- Task goal
Each entry below is to be written out exactly, and the pictures are to be left out.

— start Record excerpts —

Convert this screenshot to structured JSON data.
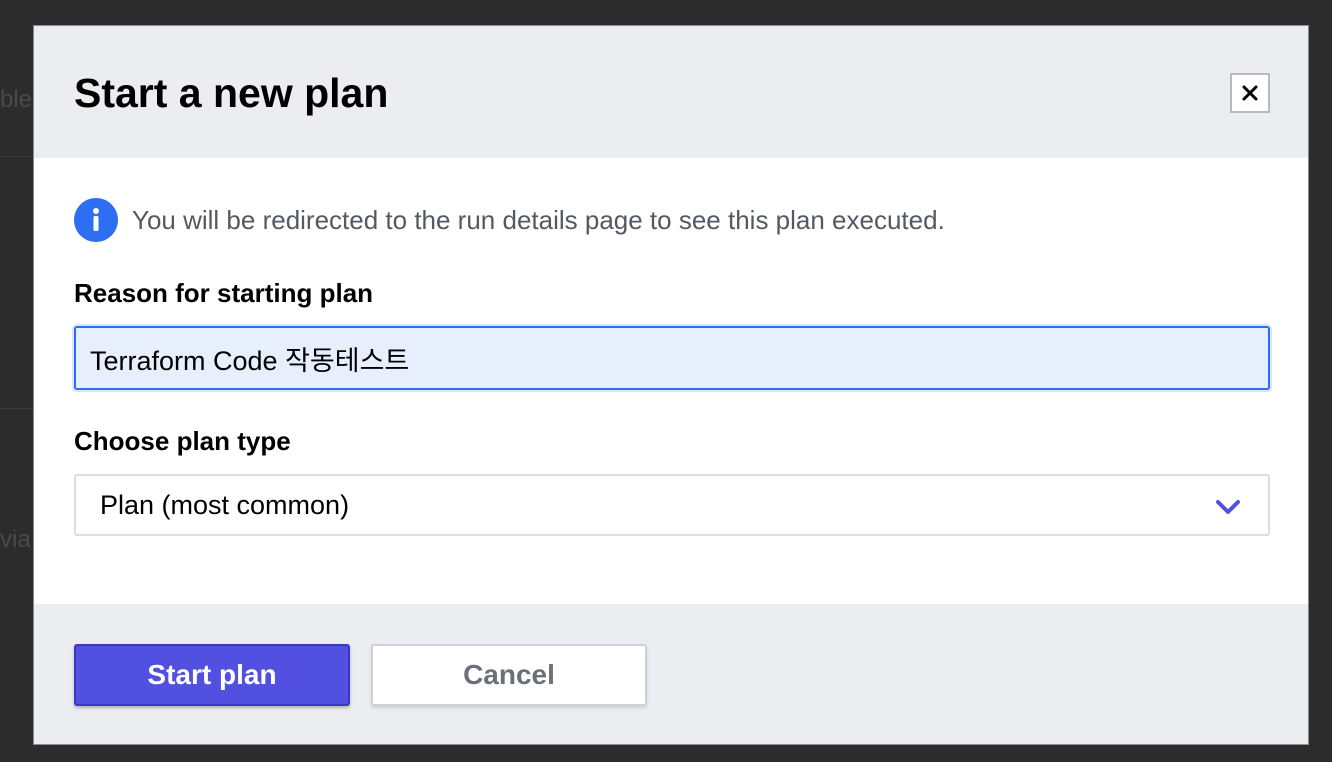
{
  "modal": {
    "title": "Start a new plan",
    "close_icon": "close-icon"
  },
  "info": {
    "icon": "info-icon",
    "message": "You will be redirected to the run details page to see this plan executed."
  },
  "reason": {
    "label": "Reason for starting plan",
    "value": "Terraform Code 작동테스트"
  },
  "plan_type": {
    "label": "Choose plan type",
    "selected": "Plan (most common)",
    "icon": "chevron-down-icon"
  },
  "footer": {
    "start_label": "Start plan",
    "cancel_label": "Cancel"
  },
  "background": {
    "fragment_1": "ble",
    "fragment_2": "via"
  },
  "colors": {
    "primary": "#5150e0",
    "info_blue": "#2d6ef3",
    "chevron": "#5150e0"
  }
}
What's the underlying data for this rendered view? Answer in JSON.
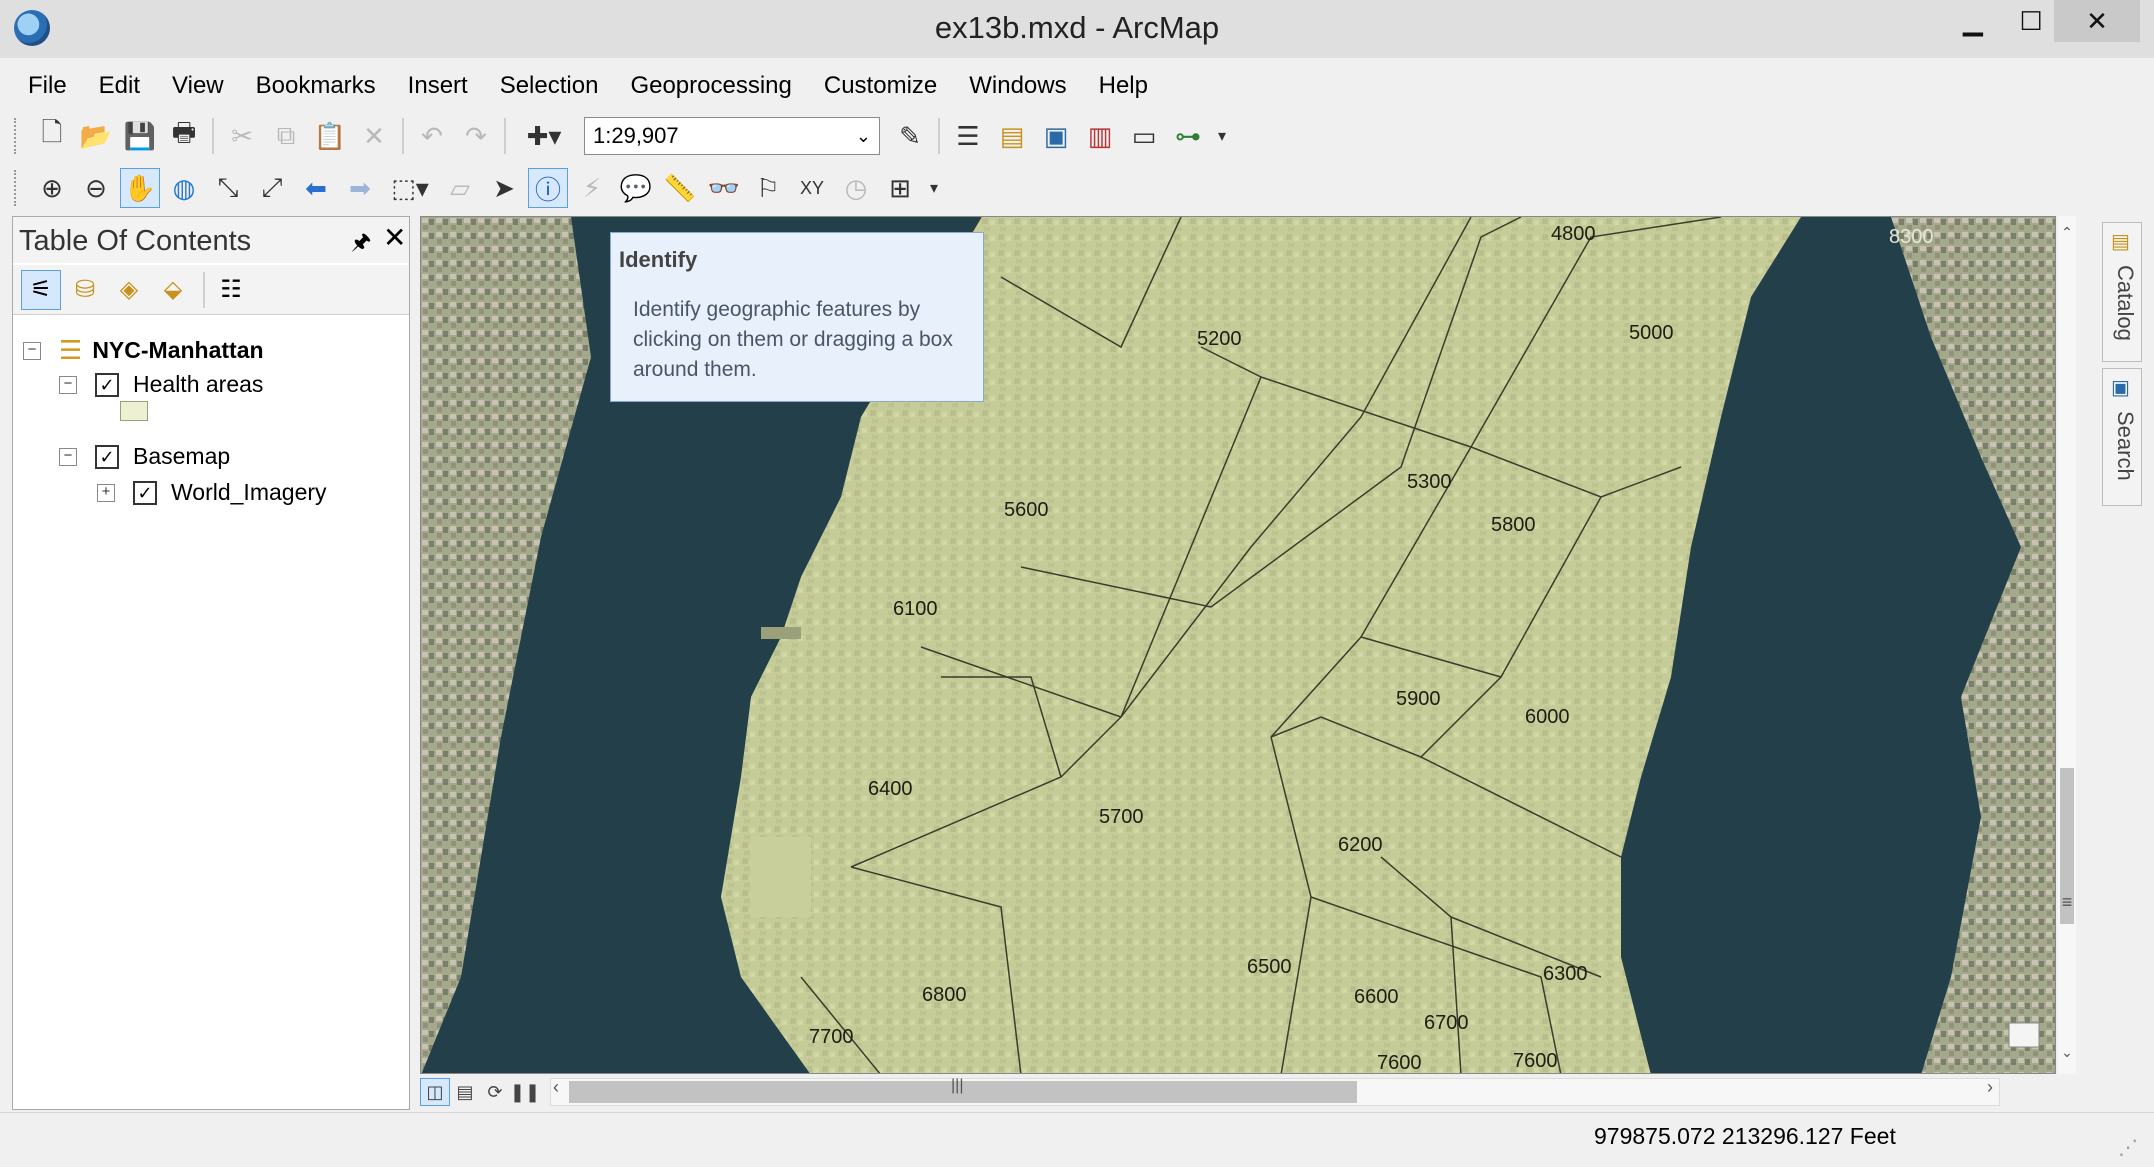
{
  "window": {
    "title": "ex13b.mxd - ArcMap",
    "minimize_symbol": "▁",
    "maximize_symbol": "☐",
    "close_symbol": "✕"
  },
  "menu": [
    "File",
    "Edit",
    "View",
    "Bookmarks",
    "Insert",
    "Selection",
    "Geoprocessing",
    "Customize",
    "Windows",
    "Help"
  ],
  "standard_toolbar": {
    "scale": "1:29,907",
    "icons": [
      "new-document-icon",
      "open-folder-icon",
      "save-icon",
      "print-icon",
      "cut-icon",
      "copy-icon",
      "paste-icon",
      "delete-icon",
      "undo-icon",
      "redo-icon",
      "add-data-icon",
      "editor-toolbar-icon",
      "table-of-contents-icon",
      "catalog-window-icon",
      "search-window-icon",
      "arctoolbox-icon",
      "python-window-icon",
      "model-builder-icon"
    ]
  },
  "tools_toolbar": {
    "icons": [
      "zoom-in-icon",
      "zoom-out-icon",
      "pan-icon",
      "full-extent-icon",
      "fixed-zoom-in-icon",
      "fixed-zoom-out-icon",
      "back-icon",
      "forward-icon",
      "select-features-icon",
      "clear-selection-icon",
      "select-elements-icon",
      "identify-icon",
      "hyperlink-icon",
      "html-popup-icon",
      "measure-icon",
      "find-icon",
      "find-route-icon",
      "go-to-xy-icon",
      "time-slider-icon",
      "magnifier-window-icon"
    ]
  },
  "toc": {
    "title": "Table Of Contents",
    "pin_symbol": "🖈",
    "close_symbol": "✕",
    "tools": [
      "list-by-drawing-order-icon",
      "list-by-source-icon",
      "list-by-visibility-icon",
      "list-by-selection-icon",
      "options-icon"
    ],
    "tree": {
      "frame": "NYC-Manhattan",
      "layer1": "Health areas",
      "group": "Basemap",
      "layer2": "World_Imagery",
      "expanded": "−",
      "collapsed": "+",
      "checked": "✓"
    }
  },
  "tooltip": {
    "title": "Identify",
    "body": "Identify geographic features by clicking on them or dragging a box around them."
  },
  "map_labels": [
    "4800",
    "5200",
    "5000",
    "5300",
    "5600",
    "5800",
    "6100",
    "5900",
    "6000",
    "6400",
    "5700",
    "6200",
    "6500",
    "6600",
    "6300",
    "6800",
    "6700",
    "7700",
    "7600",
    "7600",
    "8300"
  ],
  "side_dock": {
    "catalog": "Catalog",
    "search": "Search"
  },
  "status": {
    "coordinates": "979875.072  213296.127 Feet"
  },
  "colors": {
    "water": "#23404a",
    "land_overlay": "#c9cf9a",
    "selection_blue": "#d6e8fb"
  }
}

— end Record excerpts —

- The result
Convert this screenshot to structured JSON data.
{
  "modal": {
    "title": "Start a new plan",
    "close_icon": "close-icon"
  },
  "info": {
    "icon": "info-icon",
    "message": "You will be redirected to the run details page to see this plan executed."
  },
  "reason": {
    "label": "Reason for starting plan",
    "value": "Terraform Code 작동테스트"
  },
  "plan_type": {
    "label": "Choose plan type",
    "selected": "Plan (most common)",
    "icon": "chevron-down-icon"
  },
  "footer": {
    "start_label": "Start plan",
    "cancel_label": "Cancel"
  },
  "background": {
    "fragment_1": "ble",
    "fragment_2": "via"
  },
  "colors": {
    "primary": "#5150e0",
    "info_blue": "#2d6ef3",
    "chevron": "#5150e0"
  }
}
What's the underlying data for this rendered view? Answer in JSON.
{
  "window": {
    "title": "ex13b.mxd - ArcMap",
    "minimize_symbol": "▁",
    "maximize_symbol": "☐",
    "close_symbol": "✕"
  },
  "menu": [
    "File",
    "Edit",
    "View",
    "Bookmarks",
    "Insert",
    "Selection",
    "Geoprocessing",
    "Customize",
    "Windows",
    "Help"
  ],
  "standard_toolbar": {
    "scale": "1:29,907",
    "icons": [
      "new-document-icon",
      "open-folder-icon",
      "save-icon",
      "print-icon",
      "cut-icon",
      "copy-icon",
      "paste-icon",
      "delete-icon",
      "undo-icon",
      "redo-icon",
      "add-data-icon",
      "editor-toolbar-icon",
      "table-of-contents-icon",
      "catalog-window-icon",
      "search-window-icon",
      "arctoolbox-icon",
      "python-window-icon",
      "model-builder-icon"
    ]
  },
  "tools_toolbar": {
    "icons": [
      "zoom-in-icon",
      "zoom-out-icon",
      "pan-icon",
      "full-extent-icon",
      "fixed-zoom-in-icon",
      "fixed-zoom-out-icon",
      "back-icon",
      "forward-icon",
      "select-features-icon",
      "clear-selection-icon",
      "select-elements-icon",
      "identify-icon",
      "hyperlink-icon",
      "html-popup-icon",
      "measure-icon",
      "find-icon",
      "find-route-icon",
      "go-to-xy-icon",
      "time-slider-icon",
      "magnifier-window-icon"
    ]
  },
  "toc": {
    "title": "Table Of Contents",
    "pin_symbol": "🖈",
    "close_symbol": "✕",
    "tools": [
      "list-by-drawing-order-icon",
      "list-by-source-icon",
      "list-by-visibility-icon",
      "list-by-selection-icon",
      "options-icon"
    ],
    "tree": {
      "frame": "NYC-Manhattan",
      "layer1": "Health areas",
      "group": "Basemap",
      "layer2": "World_Imagery",
      "expanded": "−",
      "collapsed": "+",
      "checked": "✓"
    }
  },
  "tooltip": {
    "title": "Identify",
    "body": "Identify geographic features by clicking on them or dragging a box around them."
  },
  "map_labels": [
    "4800",
    "5200",
    "5000",
    "5300",
    "5600",
    "5800",
    "6100",
    "5900",
    "6000",
    "6400",
    "5700",
    "6200",
    "6500",
    "6600",
    "6300",
    "6800",
    "6700",
    "7700",
    "7600",
    "7600",
    "8300"
  ],
  "side_dock": {
    "catalog": "Catalog",
    "search": "Search"
  },
  "status": {
    "coordinates": "979875.072  213296.127 Feet"
  },
  "colors": {
    "water": "#23404a",
    "land_overlay": "#c9cf9a",
    "selection_blue": "#d6e8fb"
  }
}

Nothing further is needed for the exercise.